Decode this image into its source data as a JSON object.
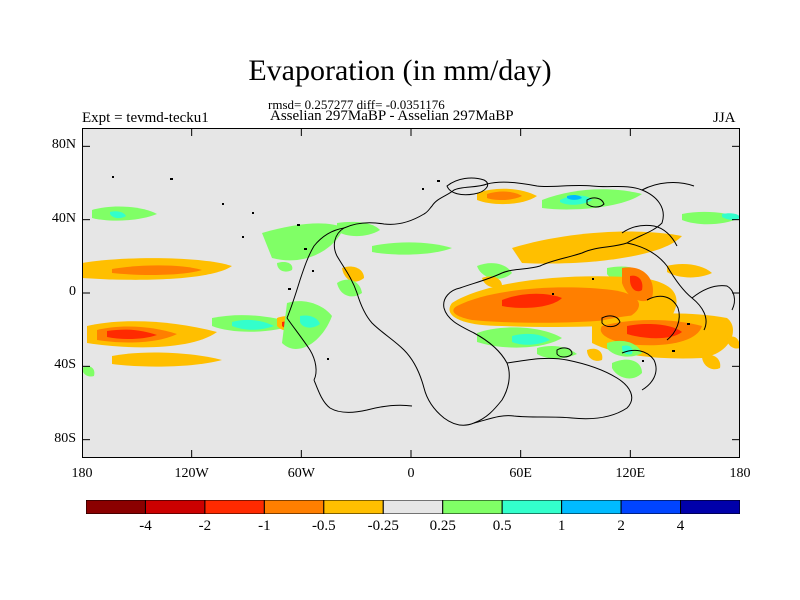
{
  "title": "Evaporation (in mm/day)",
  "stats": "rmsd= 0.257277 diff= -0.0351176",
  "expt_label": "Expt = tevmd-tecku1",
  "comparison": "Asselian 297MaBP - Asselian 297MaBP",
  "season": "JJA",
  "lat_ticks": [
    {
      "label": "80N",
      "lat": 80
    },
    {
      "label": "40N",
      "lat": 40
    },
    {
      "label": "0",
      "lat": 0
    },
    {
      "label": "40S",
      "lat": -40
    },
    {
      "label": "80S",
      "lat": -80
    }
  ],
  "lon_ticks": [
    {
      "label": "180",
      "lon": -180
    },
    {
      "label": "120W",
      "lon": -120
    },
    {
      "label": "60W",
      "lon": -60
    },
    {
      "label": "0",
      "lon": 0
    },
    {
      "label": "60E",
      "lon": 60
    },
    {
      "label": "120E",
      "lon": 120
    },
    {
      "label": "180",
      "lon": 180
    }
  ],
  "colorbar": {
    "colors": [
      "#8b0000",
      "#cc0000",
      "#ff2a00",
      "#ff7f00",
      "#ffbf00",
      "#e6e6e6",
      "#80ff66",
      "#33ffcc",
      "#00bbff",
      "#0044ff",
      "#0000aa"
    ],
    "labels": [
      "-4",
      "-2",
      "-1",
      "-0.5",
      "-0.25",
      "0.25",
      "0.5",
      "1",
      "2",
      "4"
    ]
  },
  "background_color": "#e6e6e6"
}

§

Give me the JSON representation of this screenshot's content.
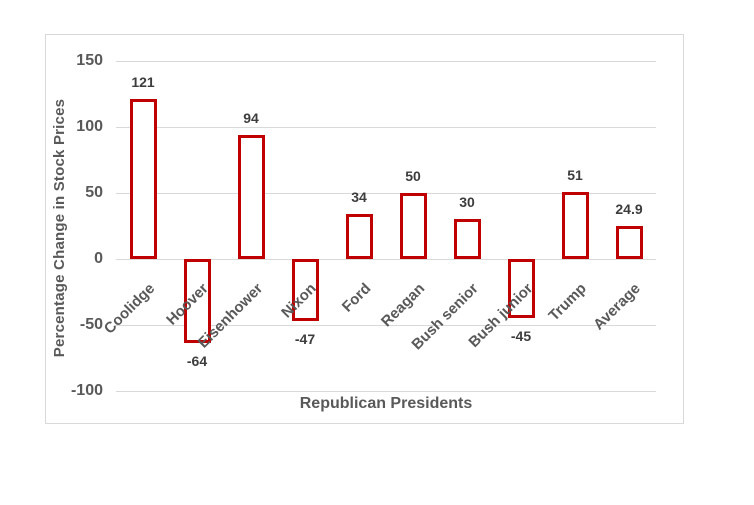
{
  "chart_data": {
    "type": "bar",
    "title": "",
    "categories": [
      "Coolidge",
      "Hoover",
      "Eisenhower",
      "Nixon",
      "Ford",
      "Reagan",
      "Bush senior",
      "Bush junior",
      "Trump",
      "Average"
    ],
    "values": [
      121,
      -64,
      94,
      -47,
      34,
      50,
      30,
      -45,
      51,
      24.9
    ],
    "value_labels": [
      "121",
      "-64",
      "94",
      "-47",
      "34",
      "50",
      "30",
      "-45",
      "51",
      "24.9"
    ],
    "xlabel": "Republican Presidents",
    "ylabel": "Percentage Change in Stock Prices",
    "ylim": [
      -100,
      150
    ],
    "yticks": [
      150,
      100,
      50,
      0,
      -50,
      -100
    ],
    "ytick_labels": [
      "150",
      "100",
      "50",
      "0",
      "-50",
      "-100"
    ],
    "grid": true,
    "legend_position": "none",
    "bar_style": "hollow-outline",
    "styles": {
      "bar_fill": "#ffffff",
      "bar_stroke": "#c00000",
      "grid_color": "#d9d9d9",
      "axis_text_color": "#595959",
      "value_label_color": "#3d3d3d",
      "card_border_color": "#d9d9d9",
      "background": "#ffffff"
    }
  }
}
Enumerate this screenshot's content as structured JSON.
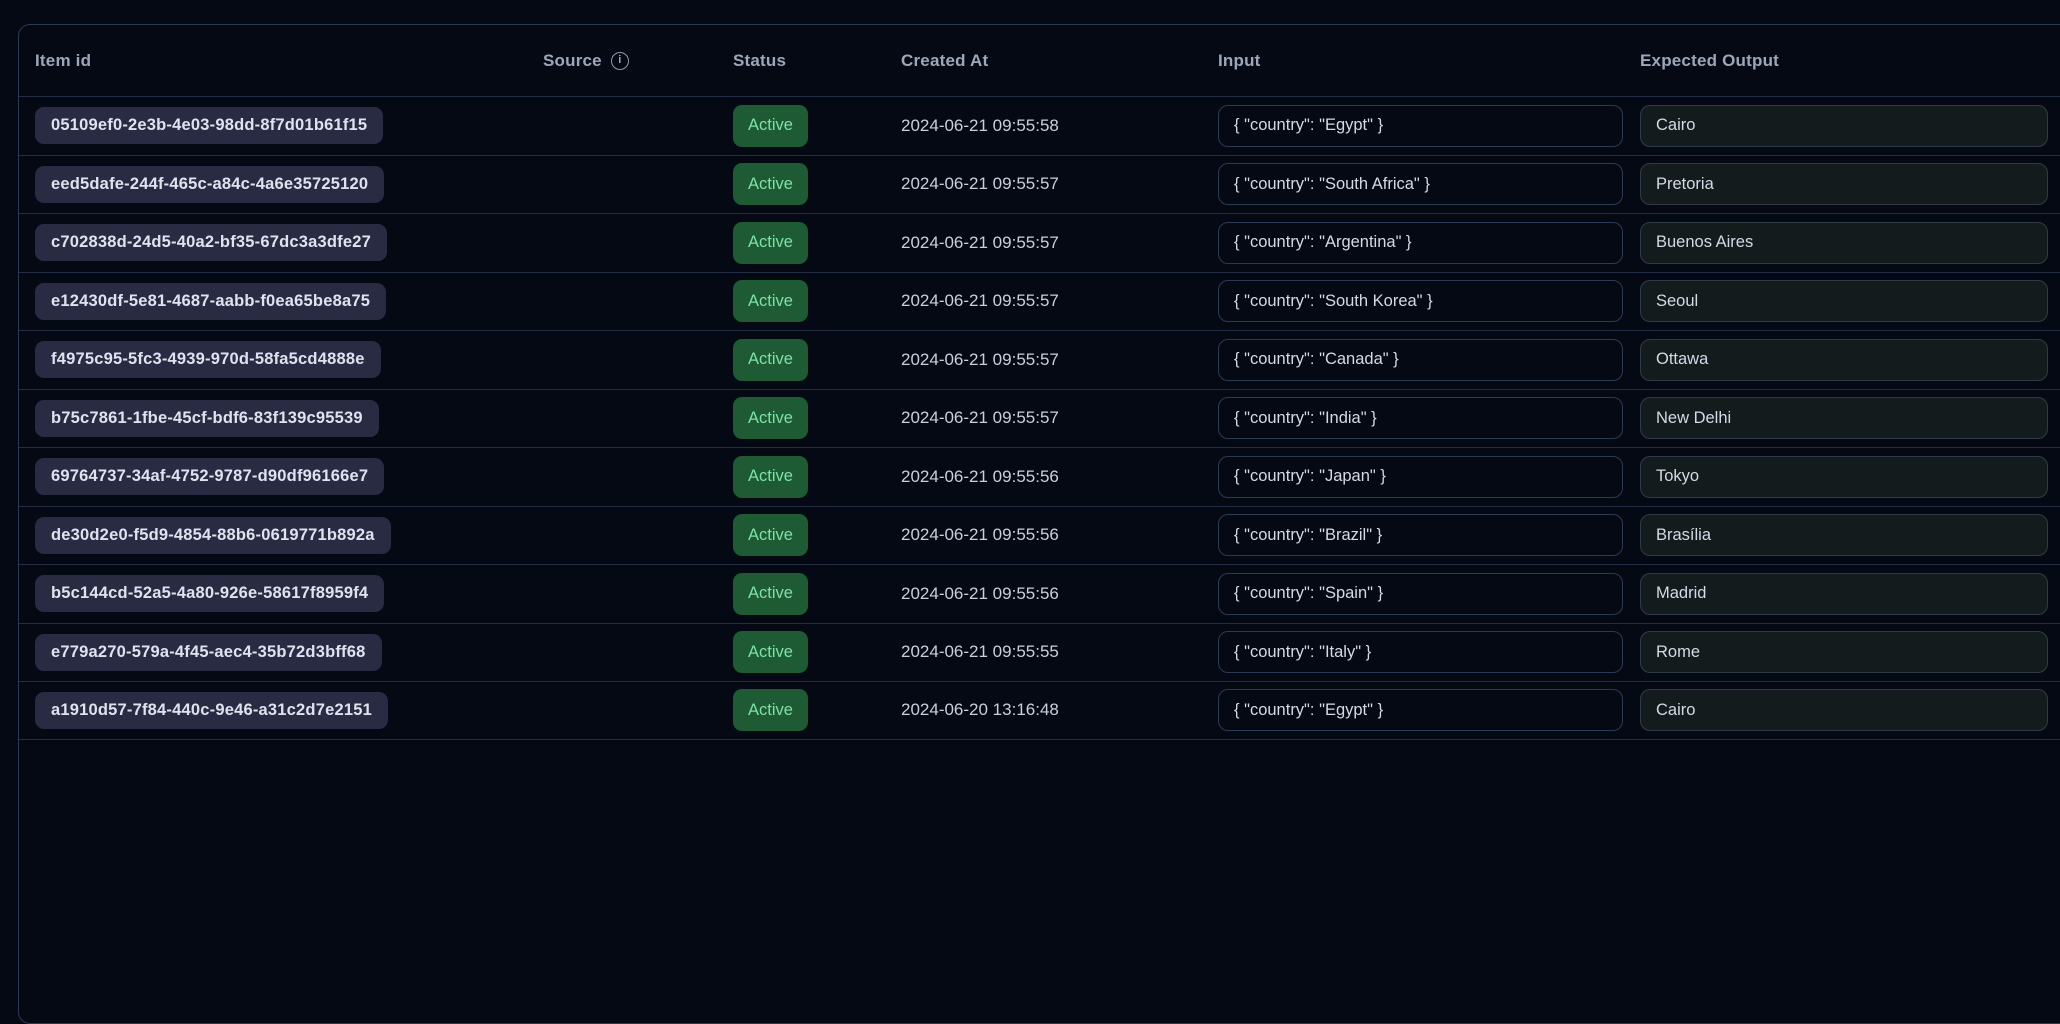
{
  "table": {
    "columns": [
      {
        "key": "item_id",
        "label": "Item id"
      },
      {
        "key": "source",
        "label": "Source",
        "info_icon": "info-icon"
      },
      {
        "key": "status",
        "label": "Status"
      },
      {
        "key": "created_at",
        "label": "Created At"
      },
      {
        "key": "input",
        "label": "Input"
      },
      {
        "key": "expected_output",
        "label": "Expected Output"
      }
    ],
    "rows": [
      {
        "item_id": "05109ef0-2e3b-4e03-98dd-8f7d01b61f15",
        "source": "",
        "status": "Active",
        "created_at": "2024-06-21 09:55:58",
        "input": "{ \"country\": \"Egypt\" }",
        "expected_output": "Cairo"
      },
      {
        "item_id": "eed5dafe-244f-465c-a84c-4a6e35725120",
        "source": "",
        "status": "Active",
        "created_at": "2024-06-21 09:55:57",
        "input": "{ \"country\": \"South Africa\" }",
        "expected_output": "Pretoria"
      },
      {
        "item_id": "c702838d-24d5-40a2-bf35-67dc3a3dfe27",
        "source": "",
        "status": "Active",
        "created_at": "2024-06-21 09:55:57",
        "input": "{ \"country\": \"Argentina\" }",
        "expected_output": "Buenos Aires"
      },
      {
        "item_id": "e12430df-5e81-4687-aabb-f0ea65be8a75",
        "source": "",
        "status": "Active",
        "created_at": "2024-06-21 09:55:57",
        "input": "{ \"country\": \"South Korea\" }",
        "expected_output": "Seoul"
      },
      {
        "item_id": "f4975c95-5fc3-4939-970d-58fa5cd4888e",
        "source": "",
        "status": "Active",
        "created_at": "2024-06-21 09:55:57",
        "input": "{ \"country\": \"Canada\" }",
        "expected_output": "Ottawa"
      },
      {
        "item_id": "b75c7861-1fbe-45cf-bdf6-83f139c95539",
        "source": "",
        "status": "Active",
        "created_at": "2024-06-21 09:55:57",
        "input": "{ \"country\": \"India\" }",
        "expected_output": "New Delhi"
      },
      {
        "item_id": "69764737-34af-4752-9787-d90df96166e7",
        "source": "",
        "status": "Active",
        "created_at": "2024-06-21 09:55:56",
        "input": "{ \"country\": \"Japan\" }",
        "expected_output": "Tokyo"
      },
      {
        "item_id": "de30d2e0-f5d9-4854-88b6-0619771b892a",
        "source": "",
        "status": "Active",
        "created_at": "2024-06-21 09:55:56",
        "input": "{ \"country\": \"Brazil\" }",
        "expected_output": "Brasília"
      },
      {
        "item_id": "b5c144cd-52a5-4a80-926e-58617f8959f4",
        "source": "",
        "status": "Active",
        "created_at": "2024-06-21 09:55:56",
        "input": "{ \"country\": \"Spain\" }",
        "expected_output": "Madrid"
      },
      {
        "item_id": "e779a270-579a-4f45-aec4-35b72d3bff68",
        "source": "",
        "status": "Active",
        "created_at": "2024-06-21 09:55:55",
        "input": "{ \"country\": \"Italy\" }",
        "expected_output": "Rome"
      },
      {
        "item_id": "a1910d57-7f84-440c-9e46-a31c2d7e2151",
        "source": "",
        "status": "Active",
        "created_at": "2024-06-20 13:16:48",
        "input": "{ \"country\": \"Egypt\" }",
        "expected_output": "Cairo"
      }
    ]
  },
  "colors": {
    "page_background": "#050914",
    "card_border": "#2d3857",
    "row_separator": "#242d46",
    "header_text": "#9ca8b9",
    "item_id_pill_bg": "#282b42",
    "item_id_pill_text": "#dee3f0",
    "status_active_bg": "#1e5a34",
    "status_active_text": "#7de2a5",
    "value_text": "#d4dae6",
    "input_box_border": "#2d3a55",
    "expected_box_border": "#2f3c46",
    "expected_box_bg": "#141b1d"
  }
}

§

Search the records for the word "JSON" and copy every line where it occurs.

Task solution »
Decode this image into its source data as a JSON object.
Give me the JSON representation of this screenshot's content.
Enumerate this screenshot's content as structured JSON.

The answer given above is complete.